### [What this task involves]
Below is a listing. Gather each line of it that contains "JSON".

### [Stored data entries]
——
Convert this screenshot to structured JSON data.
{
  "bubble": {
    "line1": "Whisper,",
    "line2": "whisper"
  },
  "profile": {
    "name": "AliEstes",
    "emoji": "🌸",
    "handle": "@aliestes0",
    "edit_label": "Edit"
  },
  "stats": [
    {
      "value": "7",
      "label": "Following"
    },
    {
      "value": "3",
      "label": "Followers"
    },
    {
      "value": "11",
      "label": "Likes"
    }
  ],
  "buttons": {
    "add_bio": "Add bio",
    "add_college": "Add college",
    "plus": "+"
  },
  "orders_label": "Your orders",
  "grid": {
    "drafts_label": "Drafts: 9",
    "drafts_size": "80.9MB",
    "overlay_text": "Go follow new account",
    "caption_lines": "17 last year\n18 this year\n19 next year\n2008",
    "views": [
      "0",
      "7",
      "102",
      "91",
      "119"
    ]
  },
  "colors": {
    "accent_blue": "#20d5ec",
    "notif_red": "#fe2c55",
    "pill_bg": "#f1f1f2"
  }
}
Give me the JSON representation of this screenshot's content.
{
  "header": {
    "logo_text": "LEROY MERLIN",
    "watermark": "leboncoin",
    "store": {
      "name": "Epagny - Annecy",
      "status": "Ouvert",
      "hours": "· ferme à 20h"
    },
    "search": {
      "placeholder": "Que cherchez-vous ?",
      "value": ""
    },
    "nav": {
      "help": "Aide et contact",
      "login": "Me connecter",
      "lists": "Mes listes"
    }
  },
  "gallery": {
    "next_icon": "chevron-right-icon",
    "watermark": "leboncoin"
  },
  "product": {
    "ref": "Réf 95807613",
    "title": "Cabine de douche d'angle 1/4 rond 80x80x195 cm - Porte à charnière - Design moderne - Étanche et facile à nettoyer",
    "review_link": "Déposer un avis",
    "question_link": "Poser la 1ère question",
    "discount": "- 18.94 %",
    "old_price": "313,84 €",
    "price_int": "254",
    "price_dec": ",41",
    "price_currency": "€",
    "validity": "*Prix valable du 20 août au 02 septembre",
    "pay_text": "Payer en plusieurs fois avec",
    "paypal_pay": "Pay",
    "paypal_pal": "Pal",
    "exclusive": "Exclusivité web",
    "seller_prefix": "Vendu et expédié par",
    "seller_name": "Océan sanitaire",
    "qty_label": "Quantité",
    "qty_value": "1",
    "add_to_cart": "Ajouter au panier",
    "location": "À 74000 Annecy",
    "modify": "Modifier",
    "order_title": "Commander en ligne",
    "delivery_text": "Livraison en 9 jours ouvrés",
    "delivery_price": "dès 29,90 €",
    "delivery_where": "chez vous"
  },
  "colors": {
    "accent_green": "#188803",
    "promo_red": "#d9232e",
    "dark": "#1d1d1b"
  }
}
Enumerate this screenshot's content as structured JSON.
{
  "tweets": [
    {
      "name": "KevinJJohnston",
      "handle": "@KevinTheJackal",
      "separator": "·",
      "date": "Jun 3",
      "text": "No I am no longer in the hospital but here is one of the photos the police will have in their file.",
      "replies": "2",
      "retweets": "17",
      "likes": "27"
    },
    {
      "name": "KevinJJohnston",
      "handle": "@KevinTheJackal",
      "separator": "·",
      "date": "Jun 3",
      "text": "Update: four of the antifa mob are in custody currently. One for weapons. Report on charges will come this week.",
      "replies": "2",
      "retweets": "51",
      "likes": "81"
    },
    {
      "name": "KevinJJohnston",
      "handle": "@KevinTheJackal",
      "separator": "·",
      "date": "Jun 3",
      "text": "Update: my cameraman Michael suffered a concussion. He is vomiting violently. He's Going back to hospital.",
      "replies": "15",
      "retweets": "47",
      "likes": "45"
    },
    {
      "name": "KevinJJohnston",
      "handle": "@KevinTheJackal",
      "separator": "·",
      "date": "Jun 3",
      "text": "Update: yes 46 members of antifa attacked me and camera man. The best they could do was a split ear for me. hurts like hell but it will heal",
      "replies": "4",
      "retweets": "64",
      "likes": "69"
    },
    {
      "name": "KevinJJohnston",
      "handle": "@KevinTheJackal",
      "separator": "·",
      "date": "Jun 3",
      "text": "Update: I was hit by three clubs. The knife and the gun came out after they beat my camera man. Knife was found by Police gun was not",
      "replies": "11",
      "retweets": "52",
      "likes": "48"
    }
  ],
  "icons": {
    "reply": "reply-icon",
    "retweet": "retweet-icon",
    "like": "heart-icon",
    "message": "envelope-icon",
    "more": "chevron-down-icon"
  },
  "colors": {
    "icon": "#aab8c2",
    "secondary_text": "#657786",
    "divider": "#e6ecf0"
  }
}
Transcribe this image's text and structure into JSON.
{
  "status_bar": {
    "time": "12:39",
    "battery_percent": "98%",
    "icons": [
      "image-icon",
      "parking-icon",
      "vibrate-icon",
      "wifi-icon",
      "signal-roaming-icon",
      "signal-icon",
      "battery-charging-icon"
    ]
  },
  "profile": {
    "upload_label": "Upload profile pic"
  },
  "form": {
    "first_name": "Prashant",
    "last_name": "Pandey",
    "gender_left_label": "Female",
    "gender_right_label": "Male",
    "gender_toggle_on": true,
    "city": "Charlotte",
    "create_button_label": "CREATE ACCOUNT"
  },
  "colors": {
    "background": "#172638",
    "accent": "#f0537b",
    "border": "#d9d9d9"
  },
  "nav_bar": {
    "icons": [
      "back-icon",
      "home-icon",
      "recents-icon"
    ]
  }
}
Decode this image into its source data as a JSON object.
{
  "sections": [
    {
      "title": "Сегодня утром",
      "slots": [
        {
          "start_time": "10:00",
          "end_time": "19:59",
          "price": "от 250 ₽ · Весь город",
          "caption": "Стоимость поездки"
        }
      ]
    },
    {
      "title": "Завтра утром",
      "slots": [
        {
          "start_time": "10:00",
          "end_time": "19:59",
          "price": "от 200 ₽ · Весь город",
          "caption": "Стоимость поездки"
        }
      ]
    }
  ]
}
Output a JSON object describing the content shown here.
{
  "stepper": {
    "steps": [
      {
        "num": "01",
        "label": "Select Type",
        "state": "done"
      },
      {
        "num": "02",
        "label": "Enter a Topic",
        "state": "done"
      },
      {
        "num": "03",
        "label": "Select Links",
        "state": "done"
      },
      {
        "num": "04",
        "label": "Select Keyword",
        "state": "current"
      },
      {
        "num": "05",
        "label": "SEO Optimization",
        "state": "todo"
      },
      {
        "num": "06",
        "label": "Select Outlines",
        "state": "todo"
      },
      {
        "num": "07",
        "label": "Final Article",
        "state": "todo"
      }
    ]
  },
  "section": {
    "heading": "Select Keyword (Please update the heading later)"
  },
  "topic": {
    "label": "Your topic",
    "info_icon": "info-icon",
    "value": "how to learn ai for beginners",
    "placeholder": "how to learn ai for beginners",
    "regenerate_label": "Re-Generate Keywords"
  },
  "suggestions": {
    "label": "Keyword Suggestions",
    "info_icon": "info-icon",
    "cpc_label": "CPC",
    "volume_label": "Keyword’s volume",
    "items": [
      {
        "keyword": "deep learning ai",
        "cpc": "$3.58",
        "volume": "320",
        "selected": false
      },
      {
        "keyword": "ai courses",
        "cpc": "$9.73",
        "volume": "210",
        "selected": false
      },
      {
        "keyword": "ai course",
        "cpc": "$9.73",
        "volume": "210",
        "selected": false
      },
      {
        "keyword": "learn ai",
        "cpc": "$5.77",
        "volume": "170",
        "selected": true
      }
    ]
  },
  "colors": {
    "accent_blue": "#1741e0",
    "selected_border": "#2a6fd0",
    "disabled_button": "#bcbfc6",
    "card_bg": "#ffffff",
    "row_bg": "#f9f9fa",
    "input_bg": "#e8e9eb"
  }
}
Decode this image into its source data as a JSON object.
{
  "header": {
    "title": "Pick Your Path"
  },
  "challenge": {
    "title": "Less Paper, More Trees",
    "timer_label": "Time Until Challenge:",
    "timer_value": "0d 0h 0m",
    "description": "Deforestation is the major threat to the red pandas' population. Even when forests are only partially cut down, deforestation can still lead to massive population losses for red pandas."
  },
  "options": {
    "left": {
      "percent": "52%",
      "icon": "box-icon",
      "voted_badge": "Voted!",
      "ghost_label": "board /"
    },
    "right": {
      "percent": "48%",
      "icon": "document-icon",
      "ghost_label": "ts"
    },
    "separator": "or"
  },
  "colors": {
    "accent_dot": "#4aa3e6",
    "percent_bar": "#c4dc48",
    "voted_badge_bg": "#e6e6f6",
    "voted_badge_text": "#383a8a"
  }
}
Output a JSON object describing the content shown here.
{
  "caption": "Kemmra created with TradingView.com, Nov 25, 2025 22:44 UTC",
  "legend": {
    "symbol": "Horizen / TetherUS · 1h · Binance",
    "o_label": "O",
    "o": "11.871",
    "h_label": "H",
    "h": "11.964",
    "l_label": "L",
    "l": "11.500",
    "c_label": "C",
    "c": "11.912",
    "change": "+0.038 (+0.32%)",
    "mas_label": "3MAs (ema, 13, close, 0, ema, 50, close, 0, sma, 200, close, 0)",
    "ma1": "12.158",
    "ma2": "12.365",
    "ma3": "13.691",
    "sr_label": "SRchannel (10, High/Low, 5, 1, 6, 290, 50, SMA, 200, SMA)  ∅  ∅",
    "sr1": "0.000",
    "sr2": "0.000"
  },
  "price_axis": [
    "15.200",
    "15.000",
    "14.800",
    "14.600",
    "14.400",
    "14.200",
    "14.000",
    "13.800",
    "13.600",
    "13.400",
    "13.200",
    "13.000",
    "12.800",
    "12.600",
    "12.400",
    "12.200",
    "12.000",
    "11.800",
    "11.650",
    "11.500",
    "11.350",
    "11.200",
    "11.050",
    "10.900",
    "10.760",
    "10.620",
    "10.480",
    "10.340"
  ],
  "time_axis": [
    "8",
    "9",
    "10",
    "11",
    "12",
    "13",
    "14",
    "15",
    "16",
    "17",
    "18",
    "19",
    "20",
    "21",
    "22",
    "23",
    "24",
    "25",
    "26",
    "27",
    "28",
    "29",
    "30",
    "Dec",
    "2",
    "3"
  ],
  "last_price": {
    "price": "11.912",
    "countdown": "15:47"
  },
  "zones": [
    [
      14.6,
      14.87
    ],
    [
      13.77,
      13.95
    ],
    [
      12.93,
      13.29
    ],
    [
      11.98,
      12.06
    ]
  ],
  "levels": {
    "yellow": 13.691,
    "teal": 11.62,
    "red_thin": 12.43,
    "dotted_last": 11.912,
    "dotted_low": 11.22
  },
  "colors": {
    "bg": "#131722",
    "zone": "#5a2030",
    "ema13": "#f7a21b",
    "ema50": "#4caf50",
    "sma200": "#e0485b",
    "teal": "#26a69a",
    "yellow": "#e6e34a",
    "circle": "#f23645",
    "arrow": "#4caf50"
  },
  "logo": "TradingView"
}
——
### [Worked answer]
Convert this screenshot to structured JSON data.
Give me the JSON representation of this screenshot's content.
Enumerate this screenshot's content as structured JSON.
Transcribe this image's text and structure into JSON.
Decode this image into its source data as a JSON object.
Output a JSON object describing the content shown here.
Decode this image into its source data as a JSON object.
Output a JSON object describing the content shown here.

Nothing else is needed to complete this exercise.